• WHAT YOU NEED TO DO
Leave out the pictures and return every entry exactly as it appears.

Recorded data:
——————————

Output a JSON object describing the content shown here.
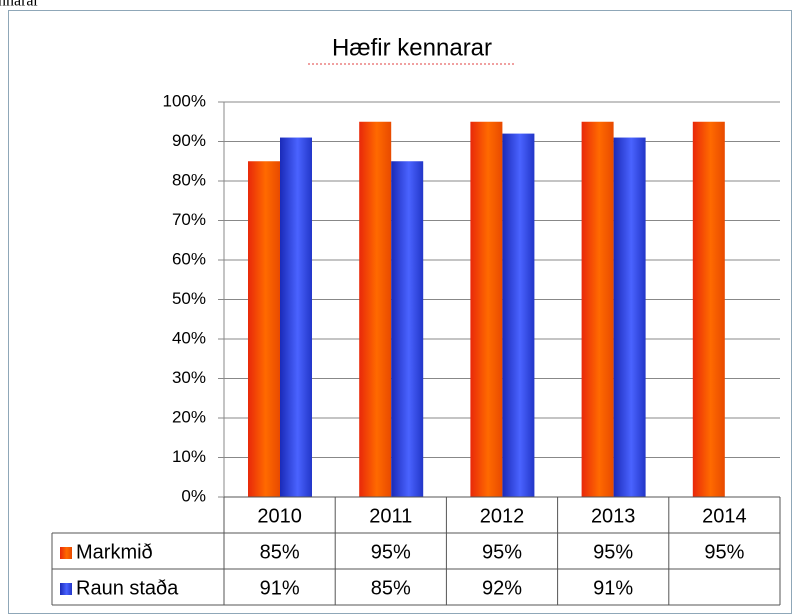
{
  "caption": "nnarar",
  "chart_data": {
    "type": "bar",
    "title": "Hæfir kennarar",
    "categories": [
      "2010",
      "2011",
      "2012",
      "2013",
      "2014"
    ],
    "series": [
      {
        "name": "Markmið",
        "color": "#ff5a00",
        "values": [
          85,
          95,
          95,
          95,
          95
        ],
        "value_labels": [
          "85%",
          "95%",
          "95%",
          "95%",
          "95%"
        ]
      },
      {
        "name": "Raun staða",
        "color": "#2a3de0",
        "values": [
          91,
          85,
          92,
          91,
          null
        ],
        "value_labels": [
          "91%",
          "85%",
          "92%",
          "91%",
          null
        ]
      }
    ],
    "ylim": [
      0,
      100
    ],
    "yticks": [
      {
        "value": 0,
        "label": "0%"
      },
      {
        "value": 10,
        "label": "10%"
      },
      {
        "value": 20,
        "label": "20%"
      },
      {
        "value": 30,
        "label": "30%"
      },
      {
        "value": 40,
        "label": "40%"
      },
      {
        "value": 50,
        "label": "50%"
      },
      {
        "value": 60,
        "label": "60%"
      },
      {
        "value": 70,
        "label": "70%"
      },
      {
        "value": 80,
        "label": "80%"
      },
      {
        "value": 90,
        "label": "90%"
      },
      {
        "value": 100,
        "label": "100%"
      }
    ],
    "grid": true,
    "data_table": true
  }
}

——————————

• EXERCISE RESPONSE
Output a JSON object describing the content shown here.
{
  "caption": "nnarar",
  "chart_data": {
    "type": "bar",
    "title": "Hæfir kennarar",
    "categories": [
      "2010",
      "2011",
      "2012",
      "2013",
      "2014"
    ],
    "series": [
      {
        "name": "Markmið",
        "color": "#ff5a00",
        "values": [
          85,
          95,
          95,
          95,
          95
        ],
        "value_labels": [
          "85%",
          "95%",
          "95%",
          "95%",
          "95%"
        ]
      },
      {
        "name": "Raun staða",
        "color": "#2a3de0",
        "values": [
          91,
          85,
          92,
          91,
          null
        ],
        "value_labels": [
          "91%",
          "85%",
          "92%",
          "91%",
          null
        ]
      }
    ],
    "ylim": [
      0,
      100
    ],
    "yticks": [
      {
        "value": 0,
        "label": "0%"
      },
      {
        "value": 10,
        "label": "10%"
      },
      {
        "value": 20,
        "label": "20%"
      },
      {
        "value": 30,
        "label": "30%"
      },
      {
        "value": 40,
        "label": "40%"
      },
      {
        "value": 50,
        "label": "50%"
      },
      {
        "value": 60,
        "label": "60%"
      },
      {
        "value": 70,
        "label": "70%"
      },
      {
        "value": 80,
        "label": "80%"
      },
      {
        "value": 90,
        "label": "90%"
      },
      {
        "value": 100,
        "label": "100%"
      }
    ],
    "grid": true,
    "data_table": true
  }
}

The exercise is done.